(Work to be completed) Find how many lines hold the word "στήλη" and give that number only.

(Data to process)
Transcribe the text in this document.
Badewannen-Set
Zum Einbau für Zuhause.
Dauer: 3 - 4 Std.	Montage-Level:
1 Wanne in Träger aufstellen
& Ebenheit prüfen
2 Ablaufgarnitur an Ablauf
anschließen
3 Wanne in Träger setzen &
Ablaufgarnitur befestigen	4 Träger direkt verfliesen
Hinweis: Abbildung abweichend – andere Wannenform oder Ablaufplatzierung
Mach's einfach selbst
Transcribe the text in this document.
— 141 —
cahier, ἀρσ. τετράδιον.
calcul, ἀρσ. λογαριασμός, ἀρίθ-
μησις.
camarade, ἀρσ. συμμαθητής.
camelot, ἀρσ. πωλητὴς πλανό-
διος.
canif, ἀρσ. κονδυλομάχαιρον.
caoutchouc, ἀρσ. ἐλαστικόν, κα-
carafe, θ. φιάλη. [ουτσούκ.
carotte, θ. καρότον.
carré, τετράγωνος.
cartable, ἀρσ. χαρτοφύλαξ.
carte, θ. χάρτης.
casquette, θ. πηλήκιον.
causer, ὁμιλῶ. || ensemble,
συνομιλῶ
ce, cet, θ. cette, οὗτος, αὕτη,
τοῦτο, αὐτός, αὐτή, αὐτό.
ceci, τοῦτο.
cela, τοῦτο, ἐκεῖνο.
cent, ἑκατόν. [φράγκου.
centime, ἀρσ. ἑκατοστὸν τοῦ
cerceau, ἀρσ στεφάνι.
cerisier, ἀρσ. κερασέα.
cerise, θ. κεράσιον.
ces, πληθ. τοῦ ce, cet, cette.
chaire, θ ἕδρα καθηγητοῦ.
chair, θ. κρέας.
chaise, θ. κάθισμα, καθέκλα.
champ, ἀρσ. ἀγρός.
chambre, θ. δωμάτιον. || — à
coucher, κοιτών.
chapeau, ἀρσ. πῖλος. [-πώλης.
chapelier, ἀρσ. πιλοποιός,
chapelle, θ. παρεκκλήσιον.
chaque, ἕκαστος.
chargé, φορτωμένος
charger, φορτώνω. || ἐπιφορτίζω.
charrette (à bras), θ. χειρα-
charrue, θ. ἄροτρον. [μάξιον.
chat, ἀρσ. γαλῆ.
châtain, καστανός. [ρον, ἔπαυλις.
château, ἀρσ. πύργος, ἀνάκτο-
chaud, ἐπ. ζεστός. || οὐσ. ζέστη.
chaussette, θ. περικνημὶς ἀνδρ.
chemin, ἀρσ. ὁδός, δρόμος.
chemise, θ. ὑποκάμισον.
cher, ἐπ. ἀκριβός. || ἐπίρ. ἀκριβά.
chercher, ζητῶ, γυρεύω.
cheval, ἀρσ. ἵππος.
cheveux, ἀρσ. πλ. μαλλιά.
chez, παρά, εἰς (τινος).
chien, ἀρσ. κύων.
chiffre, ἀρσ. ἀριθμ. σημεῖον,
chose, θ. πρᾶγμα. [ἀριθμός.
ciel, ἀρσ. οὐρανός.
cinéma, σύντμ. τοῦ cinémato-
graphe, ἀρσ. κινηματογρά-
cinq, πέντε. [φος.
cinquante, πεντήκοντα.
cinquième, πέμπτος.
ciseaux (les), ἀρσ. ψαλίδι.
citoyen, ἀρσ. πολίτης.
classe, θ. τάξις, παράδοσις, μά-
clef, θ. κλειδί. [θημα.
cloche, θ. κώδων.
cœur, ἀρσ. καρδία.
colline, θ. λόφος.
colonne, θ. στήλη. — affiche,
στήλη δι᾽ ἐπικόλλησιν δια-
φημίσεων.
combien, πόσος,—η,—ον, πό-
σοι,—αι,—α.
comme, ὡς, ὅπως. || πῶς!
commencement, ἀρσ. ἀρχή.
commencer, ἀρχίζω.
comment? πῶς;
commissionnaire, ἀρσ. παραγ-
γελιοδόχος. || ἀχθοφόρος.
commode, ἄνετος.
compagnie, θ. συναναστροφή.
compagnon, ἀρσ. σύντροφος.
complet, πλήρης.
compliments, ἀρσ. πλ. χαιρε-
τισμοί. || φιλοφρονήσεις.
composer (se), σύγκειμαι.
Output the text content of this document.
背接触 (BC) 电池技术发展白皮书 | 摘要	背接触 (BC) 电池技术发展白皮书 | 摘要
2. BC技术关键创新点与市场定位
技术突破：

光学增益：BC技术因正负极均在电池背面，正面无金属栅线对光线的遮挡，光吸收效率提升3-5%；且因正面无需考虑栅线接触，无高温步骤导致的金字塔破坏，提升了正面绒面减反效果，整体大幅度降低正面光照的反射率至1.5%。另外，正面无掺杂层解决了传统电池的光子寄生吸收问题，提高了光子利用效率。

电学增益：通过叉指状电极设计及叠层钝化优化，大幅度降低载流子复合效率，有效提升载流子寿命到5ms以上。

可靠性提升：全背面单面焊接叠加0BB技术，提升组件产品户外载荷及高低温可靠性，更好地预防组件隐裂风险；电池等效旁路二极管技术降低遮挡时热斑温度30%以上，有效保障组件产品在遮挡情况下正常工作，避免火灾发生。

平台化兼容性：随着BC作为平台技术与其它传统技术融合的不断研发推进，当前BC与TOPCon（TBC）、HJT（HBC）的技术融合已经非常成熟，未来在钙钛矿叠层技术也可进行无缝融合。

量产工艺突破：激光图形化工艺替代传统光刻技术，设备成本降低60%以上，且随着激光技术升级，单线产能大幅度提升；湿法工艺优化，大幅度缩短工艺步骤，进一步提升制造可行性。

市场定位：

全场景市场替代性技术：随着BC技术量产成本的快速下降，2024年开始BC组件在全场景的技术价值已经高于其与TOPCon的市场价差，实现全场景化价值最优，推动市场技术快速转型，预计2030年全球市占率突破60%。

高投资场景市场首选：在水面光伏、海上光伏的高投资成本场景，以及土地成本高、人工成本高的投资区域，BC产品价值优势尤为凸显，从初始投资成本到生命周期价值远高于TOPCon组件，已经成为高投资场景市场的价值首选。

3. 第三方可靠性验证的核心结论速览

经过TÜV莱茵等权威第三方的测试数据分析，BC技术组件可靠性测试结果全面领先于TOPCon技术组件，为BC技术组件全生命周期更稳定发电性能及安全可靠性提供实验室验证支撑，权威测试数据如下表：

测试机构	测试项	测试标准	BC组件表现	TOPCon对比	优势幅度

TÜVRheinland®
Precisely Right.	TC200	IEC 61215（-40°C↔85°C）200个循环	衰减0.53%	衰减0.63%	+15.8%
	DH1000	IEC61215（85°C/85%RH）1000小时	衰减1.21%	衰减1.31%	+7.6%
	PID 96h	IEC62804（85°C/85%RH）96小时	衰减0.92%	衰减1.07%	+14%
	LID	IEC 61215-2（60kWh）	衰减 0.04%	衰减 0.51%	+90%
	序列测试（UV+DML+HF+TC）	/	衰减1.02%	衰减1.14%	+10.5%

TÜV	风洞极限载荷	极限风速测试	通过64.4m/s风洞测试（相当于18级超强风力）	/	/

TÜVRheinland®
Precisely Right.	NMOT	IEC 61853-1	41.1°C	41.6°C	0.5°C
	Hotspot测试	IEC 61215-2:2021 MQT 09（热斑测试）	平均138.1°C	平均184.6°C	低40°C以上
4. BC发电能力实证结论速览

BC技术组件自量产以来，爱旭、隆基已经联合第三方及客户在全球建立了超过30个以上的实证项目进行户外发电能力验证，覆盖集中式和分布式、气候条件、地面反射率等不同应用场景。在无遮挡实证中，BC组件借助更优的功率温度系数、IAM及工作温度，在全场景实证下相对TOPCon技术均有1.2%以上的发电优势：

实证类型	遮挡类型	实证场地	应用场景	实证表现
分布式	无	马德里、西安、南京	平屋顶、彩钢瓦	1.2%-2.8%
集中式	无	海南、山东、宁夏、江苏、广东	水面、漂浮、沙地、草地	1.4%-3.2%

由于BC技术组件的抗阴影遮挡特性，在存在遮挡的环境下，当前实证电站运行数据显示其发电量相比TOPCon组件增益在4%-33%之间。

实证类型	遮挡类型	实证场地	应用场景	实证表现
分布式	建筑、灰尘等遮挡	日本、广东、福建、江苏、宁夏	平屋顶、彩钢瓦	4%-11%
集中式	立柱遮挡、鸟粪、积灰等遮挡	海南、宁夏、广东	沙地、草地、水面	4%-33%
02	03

(Task result) 2